● Tasks:
- A) From the passage on hardware-in-the-loop testing, copy everything from "Currently, hardware-in-the-loop (HIL)" down to "model-based development (MBD).".
- B) List every abbreviation that the passage on hardware-in-the-loop testing introduces in parentheses right after its spelled-out form, with what each one stands for.

Currently, hardware-in-the-loop (HIL) testing is the de-facto standard for electronic control unit (ECU) verification and validation at the majority of commercial vehicle OEMs and Tier 1 suppliers. HIL testing is used to shorten development and testing time for both engine and machine control systems. To use this process, many of these companies have to develop and maintain expertise in the area of model-based development (MBD).
The current process for HIL testing in the industry is a complex integration of hardware and software that allows for accurate, repeatable testing. The hardware used for testing is generally based on a high-end computing platform, connected to the system under test (SUT) via I/O channels and other necessary interfaces, such as signal conditioning, actuator loads, and failure insertion hardware. The software paradigm used for testing is generally based on complex real-time deterministic models or synchronized I/O systems, depending on the complexity of the plant that is controlled by the SUT. Finally, interface tools to control and monitor both the models and SUT are required to use these systems. These tools can vary from simple user interfaces to completely automated test systems.
To implement these HIL systems, many companies develop deterministic plant models or use internally developed off-line simulations, ported to run in real time. They can also select a commercially available model from a simulation supplier, already prepared for real-time capability and HIL simulation. Regardless of the source of the plant models, expertise is needed to map these models to the HIL hardware interfaces. The process for this mapping involves development and maintenance of tools and systems, which requires in-house expertise and resources dedicated to modeling for HIL system implementation.

● Data records:
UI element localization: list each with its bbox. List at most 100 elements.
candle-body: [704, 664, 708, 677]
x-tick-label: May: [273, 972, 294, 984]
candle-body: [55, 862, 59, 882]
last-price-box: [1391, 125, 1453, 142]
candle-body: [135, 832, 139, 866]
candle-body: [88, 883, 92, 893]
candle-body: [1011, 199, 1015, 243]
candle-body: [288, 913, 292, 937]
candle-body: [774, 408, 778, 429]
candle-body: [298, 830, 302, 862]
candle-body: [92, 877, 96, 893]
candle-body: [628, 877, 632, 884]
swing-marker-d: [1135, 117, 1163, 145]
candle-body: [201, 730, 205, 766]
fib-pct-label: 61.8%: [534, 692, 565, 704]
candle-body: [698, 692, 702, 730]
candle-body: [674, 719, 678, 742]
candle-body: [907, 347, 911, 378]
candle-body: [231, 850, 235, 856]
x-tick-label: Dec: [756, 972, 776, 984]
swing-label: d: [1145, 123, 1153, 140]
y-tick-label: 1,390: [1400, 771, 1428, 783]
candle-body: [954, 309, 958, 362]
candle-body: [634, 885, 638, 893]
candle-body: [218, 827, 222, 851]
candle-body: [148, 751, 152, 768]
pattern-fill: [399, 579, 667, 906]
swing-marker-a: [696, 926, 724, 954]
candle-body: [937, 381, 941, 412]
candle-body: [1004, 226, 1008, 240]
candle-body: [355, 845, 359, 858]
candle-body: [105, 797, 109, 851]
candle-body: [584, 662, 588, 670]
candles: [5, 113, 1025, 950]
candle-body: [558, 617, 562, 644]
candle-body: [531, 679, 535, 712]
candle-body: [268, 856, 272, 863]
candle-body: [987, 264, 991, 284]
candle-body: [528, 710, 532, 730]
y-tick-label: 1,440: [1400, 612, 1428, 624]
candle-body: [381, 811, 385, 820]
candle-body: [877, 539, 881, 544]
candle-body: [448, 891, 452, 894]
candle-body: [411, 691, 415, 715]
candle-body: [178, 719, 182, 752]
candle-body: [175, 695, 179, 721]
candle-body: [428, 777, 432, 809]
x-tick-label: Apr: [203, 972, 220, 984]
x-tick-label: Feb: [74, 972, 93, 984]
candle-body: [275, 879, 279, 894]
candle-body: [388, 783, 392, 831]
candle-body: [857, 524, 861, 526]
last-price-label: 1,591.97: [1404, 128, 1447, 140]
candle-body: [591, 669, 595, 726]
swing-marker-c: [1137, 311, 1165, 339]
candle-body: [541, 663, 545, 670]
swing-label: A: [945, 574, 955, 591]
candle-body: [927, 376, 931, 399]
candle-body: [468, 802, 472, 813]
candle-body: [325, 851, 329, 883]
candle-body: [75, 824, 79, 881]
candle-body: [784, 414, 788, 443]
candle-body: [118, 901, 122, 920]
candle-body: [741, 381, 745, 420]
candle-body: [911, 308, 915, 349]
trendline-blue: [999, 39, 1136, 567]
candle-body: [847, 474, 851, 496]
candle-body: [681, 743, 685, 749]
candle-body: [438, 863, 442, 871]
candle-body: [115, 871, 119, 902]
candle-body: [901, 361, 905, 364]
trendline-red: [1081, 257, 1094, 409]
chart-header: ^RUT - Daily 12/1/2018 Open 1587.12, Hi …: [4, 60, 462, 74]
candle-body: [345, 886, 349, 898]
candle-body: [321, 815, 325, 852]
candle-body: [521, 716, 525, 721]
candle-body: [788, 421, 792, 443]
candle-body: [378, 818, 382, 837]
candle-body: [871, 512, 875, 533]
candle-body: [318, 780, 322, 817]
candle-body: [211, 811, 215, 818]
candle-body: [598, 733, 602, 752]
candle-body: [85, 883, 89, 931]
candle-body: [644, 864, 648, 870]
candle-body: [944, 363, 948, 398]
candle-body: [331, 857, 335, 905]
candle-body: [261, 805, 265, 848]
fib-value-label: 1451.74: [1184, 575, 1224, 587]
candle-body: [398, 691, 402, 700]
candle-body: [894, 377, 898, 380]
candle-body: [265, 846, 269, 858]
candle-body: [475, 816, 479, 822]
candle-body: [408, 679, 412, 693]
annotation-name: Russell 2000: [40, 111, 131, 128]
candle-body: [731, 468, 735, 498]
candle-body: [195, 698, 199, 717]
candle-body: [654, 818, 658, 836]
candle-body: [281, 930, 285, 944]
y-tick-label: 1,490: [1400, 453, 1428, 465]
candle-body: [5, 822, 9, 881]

● Solutions for each task:
- A)
Currently, hardware-in-the-loop (HIL) testing is the de-facto standard for electronic control unit (ECU) verification and validation at the majority of commercial vehicle OEMs and Tier 1 suppliers. HIL testing is used to shorten development and testing time for both engine and machine control systems. To use this process, many of these companies have to develop and maintain expertise in the area of model-based development (MBD).

- B)
- HIL: hardware-in-the-loop
- ECU: electronic control unit
- MBD: model-based development
- SUT: system under test